-- WORK REQUIRED --
Retype each record shown below, leaving every character as it is.

══ INPUT ROWS

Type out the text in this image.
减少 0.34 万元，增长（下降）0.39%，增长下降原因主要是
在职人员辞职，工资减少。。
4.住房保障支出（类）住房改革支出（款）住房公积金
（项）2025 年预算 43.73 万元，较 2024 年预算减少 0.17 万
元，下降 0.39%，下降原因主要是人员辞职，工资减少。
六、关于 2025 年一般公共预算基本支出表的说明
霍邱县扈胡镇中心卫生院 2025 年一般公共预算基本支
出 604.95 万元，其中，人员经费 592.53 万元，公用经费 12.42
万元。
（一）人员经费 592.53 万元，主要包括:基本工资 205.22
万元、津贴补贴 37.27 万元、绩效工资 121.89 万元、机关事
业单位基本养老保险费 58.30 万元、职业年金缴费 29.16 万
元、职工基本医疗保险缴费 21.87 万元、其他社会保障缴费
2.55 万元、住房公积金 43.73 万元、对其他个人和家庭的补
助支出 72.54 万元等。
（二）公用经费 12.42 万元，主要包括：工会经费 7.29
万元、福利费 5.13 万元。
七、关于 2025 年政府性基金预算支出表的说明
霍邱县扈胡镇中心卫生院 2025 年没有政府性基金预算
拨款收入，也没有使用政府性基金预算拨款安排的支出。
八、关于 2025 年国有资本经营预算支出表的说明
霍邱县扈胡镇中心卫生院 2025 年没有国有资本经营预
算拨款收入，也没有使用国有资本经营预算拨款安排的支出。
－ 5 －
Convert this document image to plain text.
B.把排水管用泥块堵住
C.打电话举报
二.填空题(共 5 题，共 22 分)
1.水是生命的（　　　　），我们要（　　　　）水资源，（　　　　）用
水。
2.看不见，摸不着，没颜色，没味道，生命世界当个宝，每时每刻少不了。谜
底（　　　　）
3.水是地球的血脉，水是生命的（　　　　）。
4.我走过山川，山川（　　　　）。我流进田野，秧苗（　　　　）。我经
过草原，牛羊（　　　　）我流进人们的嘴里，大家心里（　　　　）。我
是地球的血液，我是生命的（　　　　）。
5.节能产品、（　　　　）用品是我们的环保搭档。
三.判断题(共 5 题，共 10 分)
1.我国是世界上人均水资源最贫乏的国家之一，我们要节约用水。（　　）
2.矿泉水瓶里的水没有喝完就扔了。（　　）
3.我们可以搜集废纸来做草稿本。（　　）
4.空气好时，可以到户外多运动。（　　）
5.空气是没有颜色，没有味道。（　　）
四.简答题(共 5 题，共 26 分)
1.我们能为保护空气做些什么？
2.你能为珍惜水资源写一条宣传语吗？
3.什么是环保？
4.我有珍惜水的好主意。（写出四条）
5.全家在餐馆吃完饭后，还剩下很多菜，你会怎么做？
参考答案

════

-- SOLUTION FOR THIS PROBLEM --
Type out the text in this image.
减少 0.34 万元，增长（下降）0.39%，增长下降原因主要是
在职人员辞职，工资减少。。
4.住房保障支出（类）住房改革支出（款）住房公积金
（项）2025 年预算 43.73 万元，较 2024 年预算减少 0.17 万
元，下降 0.39%，下降原因主要是人员辞职，工资减少。
六、关于 2025 年一般公共预算基本支出表的说明
霍邱县扈胡镇中心卫生院 2025 年一般公共预算基本支
出 604.95 万元，其中，人员经费 592.53 万元，公用经费 12.42
万元。
（一）人员经费 592.53 万元，主要包括:基本工资 205.22
万元、津贴补贴 37.27 万元、绩效工资 121.89 万元、机关事
业单位基本养老保险费 58.30 万元、职业年金缴费 29.16 万
元、职工基本医疗保险缴费 21.87 万元、其他社会保障缴费
2.55 万元、住房公积金 43.73 万元、对其他个人和家庭的补
助支出 72.54 万元等。
（二）公用经费 12.42 万元，主要包括：工会经费 7.29
万元、福利费 5.13 万元。
七、关于 2025 年政府性基金预算支出表的说明
霍邱县扈胡镇中心卫生院 2025 年没有政府性基金预算
拨款收入，也没有使用政府性基金预算拨款安排的支出。
八、关于 2025 年国有资本经营预算支出表的说明
霍邱县扈胡镇中心卫生院 2025 年没有国有资本经营预
算拨款收入，也没有使用国有资本经营预算拨款安排的支出。
－ 5 －
Convert this document image to plain text.
B.把排水管用泥块堵住
C.打电话举报
二.填空题(共 5 题，共 22 分)
1.水是生命的（　　　　），我们要（　　　　）水资源，（　　　　）用
水。
2.看不见，摸不着，没颜色，没味道，生命世界当个宝，每时每刻少不了。谜
底（　　　　）
3.水是地球的血脉，水是生命的（　　　　）。
4.我走过山川，山川（　　　　）。我流进田野，秧苗（　　　　）。我经
过草原，牛羊（　　　　）我流进人们的嘴里，大家心里（　　　　）。我
是地球的血液，我是生命的（　　　　）。
5.节能产品、（　　　　）用品是我们的环保搭档。
三.判断题(共 5 题，共 10 分)
1.我国是世界上人均水资源最贫乏的国家之一，我们要节约用水。（　　）
2.矿泉水瓶里的水没有喝完就扔了。（　　）
3.我们可以搜集废纸来做草稿本。（　　）
4.空气好时，可以到户外多运动。（　　）
5.空气是没有颜色，没有味道。（　　）
四.简答题(共 5 题，共 26 分)
1.我们能为保护空气做些什么？
2.你能为珍惜水资源写一条宣传语吗？
3.什么是环保？
4.我有珍惜水的好主意。（写出四条）
5.全家在餐馆吃完饭后，还剩下很多菜，你会怎么做？
参考答案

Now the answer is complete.